▶ **EXERCISE OBJECTIVE**:
Extract the listing below in full, unchanged.

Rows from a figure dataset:

-------------------------

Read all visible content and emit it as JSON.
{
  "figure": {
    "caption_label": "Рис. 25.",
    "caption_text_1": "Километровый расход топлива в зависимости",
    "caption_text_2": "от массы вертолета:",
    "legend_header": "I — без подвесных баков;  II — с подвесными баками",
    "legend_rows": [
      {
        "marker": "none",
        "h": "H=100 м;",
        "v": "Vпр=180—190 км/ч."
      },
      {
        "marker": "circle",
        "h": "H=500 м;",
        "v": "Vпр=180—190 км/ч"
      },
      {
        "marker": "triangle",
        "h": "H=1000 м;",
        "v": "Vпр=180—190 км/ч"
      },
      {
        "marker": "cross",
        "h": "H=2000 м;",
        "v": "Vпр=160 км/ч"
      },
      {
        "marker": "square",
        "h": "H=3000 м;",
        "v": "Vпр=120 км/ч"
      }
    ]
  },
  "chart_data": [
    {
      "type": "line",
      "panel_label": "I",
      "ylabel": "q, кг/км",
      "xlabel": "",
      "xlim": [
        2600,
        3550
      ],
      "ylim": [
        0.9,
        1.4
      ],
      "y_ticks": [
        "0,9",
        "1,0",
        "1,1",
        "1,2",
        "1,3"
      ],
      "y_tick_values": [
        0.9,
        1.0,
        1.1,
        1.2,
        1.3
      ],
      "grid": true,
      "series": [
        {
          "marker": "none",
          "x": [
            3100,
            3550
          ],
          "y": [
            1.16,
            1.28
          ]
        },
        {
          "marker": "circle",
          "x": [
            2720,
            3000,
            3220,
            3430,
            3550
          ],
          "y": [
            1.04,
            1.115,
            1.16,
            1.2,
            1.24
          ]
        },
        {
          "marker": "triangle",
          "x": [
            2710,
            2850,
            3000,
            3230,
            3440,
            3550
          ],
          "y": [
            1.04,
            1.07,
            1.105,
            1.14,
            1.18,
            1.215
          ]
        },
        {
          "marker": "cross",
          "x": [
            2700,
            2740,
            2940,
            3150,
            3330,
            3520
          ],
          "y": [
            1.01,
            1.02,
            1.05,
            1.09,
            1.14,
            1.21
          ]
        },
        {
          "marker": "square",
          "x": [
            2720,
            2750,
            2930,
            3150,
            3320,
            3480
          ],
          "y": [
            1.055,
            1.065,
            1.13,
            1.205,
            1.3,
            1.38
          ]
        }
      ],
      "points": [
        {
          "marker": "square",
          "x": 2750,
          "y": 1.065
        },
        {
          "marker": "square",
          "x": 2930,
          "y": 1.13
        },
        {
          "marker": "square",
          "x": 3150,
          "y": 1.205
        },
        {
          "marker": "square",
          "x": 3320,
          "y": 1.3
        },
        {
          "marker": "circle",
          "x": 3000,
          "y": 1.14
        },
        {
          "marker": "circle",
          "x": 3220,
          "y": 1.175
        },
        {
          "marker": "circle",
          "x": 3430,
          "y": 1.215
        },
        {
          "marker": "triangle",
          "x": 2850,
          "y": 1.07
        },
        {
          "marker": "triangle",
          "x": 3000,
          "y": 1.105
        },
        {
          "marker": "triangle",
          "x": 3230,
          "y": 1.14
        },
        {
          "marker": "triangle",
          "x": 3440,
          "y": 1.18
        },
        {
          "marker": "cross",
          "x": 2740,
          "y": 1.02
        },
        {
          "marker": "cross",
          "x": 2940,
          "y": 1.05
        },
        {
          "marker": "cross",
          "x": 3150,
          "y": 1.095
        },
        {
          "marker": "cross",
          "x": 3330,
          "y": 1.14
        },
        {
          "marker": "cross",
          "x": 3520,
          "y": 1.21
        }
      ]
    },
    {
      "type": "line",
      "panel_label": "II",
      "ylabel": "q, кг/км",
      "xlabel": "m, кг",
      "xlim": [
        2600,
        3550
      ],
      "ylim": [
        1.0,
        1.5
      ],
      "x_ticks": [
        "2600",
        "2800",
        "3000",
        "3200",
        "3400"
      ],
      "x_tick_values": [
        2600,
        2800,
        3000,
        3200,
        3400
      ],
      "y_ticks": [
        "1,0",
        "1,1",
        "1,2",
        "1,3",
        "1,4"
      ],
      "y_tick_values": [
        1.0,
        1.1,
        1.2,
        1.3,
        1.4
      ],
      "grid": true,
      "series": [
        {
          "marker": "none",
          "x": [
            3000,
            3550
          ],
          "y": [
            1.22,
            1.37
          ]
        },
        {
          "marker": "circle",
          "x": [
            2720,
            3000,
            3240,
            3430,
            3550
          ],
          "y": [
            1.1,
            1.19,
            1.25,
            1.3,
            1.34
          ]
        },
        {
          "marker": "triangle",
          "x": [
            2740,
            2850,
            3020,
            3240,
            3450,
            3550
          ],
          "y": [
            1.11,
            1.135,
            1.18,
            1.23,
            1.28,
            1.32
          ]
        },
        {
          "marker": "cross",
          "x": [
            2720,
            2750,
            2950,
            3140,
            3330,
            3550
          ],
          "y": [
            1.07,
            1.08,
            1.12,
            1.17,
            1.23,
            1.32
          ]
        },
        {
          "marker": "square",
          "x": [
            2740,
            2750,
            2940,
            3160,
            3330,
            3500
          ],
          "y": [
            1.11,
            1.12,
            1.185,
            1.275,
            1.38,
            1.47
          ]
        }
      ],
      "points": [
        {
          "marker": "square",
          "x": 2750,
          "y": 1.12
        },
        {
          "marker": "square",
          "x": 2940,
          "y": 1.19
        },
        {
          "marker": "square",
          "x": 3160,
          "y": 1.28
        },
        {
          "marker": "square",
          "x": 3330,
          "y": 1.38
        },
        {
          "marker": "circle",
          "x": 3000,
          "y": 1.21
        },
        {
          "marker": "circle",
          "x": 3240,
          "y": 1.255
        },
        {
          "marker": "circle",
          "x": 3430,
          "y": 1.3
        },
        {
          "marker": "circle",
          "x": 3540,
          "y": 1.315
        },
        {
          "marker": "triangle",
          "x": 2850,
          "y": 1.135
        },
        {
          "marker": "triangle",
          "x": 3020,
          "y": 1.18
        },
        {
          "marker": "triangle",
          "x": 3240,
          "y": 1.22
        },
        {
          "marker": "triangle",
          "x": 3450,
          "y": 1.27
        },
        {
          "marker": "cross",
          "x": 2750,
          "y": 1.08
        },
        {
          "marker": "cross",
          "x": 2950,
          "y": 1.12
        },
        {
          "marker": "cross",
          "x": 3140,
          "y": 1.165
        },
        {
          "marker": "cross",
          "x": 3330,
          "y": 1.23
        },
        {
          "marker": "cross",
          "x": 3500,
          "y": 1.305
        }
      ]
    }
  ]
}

-------------------------

▶ **THE RESULT**:
Read all visible content and emit it as JSON.
{
  "figure": {
    "caption_label": "Рис. 25.",
    "caption_text_1": "Километровый расход топлива в зависимости",
    "caption_text_2": "от массы вертолета:",
    "legend_header": "I — без подвесных баков;  II — с подвесными баками",
    "legend_rows": [
      {
        "marker": "none",
        "h": "H=100 м;",
        "v": "Vпр=180—190 км/ч."
      },
      {
        "marker": "circle",
        "h": "H=500 м;",
        "v": "Vпр=180—190 км/ч"
      },
      {
        "marker": "triangle",
        "h": "H=1000 м;",
        "v": "Vпр=180—190 км/ч"
      },
      {
        "marker": "cross",
        "h": "H=2000 м;",
        "v": "Vпр=160 км/ч"
      },
      {
        "marker": "square",
        "h": "H=3000 м;",
        "v": "Vпр=120 км/ч"
      }
    ]
  },
  "chart_data": [
    {
      "type": "line",
      "panel_label": "I",
      "ylabel": "q, кг/км",
      "xlabel": "",
      "xlim": [
        2600,
        3550
      ],
      "ylim": [
        0.9,
        1.4
      ],
      "y_ticks": [
        "0,9",
        "1,0",
        "1,1",
        "1,2",
        "1,3"
      ],
      "y_tick_values": [
        0.9,
        1.0,
        1.1,
        1.2,
        1.3
      ],
      "grid": true,
      "series": [
        {
          "marker": "none",
          "x": [
            3100,
            3550
          ],
          "y": [
            1.16,
            1.28
          ]
        },
        {
          "marker": "circle",
          "x": [
            2720,
            3000,
            3220,
            3430,
            3550
          ],
          "y": [
            1.04,
            1.115,
            1.16,
            1.2,
            1.24
          ]
        },
        {
          "marker": "triangle",
          "x": [
            2710,
            2850,
            3000,
            3230,
            3440,
            3550
          ],
          "y": [
            1.04,
            1.07,
            1.105,
            1.14,
            1.18,
            1.215
          ]
        },
        {
          "marker": "cross",
          "x": [
            2700,
            2740,
            2940,
            3150,
            3330,
            3520
          ],
          "y": [
            1.01,
            1.02,
            1.05,
            1.09,
            1.14,
            1.21
          ]
        },
        {
          "marker": "square",
          "x": [
            2720,
            2750,
            2930,
            3150,
            3320,
            3480
          ],
          "y": [
            1.055,
            1.065,
            1.13,
            1.205,
            1.3,
            1.38
          ]
        }
      ],
      "points": [
        {
          "marker": "square",
          "x": 2750,
          "y": 1.065
        },
        {
          "marker": "square",
          "x": 2930,
          "y": 1.13
        },
        {
          "marker": "square",
          "x": 3150,
          "y": 1.205
        },
        {
          "marker": "square",
          "x": 3320,
          "y": 1.3
        },
        {
          "marker": "circle",
          "x": 3000,
          "y": 1.14
        },
        {
          "marker": "circle",
          "x": 3220,
          "y": 1.175
        },
        {
          "marker": "circle",
          "x": 3430,
          "y": 1.215
        },
        {
          "marker": "triangle",
          "x": 2850,
          "y": 1.07
        },
        {
          "marker": "triangle",
          "x": 3000,
          "y": 1.105
        },
        {
          "marker": "triangle",
          "x": 3230,
          "y": 1.14
        },
        {
          "marker": "triangle",
          "x": 3440,
          "y": 1.18
        },
        {
          "marker": "cross",
          "x": 2740,
          "y": 1.02
        },
        {
          "marker": "cross",
          "x": 2940,
          "y": 1.05
        },
        {
          "marker": "cross",
          "x": 3150,
          "y": 1.095
        },
        {
          "marker": "cross",
          "x": 3330,
          "y": 1.14
        },
        {
          "marker": "cross",
          "x": 3520,
          "y": 1.21
        }
      ]
    },
    {
      "type": "line",
      "panel_label": "II",
      "ylabel": "q, кг/км",
      "xlabel": "m, кг",
      "xlim": [
        2600,
        3550
      ],
      "ylim": [
        1.0,
        1.5
      ],
      "x_ticks": [
        "2600",
        "2800",
        "3000",
        "3200",
        "3400"
      ],
      "x_tick_values": [
        2600,
        2800,
        3000,
        3200,
        3400
      ],
      "y_ticks": [
        "1,0",
        "1,1",
        "1,2",
        "1,3",
        "1,4"
      ],
      "y_tick_values": [
        1.0,
        1.1,
        1.2,
        1.3,
        1.4
      ],
      "grid": true,
      "series": [
        {
          "marker": "none",
          "x": [
            3000,
            3550
          ],
          "y": [
            1.22,
            1.37
          ]
        },
        {
          "marker": "circle",
          "x": [
            2720,
            3000,
            3240,
            3430,
            3550
          ],
          "y": [
            1.1,
            1.19,
            1.25,
            1.3,
            1.34
          ]
        },
        {
          "marker": "triangle",
          "x": [
            2740,
            2850,
            3020,
            3240,
            3450,
            3550
          ],
          "y": [
            1.11,
            1.135,
            1.18,
            1.23,
            1.28,
            1.32
          ]
        },
        {
          "marker": "cross",
          "x": [
            2720,
            2750,
            2950,
            3140,
            3330,
            3550
          ],
          "y": [
            1.07,
            1.08,
            1.12,
            1.17,
            1.23,
            1.32
          ]
        },
        {
          "marker": "square",
          "x": [
            2740,
            2750,
            2940,
            3160,
            3330,
            3500
          ],
          "y": [
            1.11,
            1.12,
            1.185,
            1.275,
            1.38,
            1.47
          ]
        }
      ],
      "points": [
        {
          "marker": "square",
          "x": 2750,
          "y": 1.12
        },
        {
          "marker": "square",
          "x": 2940,
          "y": 1.19
        },
        {
          "marker": "square",
          "x": 3160,
          "y": 1.28
        },
        {
          "marker": "square",
          "x": 3330,
          "y": 1.38
        },
        {
          "marker": "circle",
          "x": 3000,
          "y": 1.21
        },
        {
          "marker": "circle",
          "x": 3240,
          "y": 1.255
        },
        {
          "marker": "circle",
          "x": 3430,
          "y": 1.3
        },
        {
          "marker": "circle",
          "x": 3540,
          "y": 1.315
        },
        {
          "marker": "triangle",
          "x": 2850,
          "y": 1.135
        },
        {
          "marker": "triangle",
          "x": 3020,
          "y": 1.18
        },
        {
          "marker": "triangle",
          "x": 3240,
          "y": 1.22
        },
        {
          "marker": "triangle",
          "x": 3450,
          "y": 1.27
        },
        {
          "marker": "cross",
          "x": 2750,
          "y": 1.08
        },
        {
          "marker": "cross",
          "x": 2950,
          "y": 1.12
        },
        {
          "marker": "cross",
          "x": 3140,
          "y": 1.165
        },
        {
          "marker": "cross",
          "x": 3330,
          "y": 1.23
        },
        {
          "marker": "cross",
          "x": 3500,
          "y": 1.305
        }
      ]
    }
  ]
}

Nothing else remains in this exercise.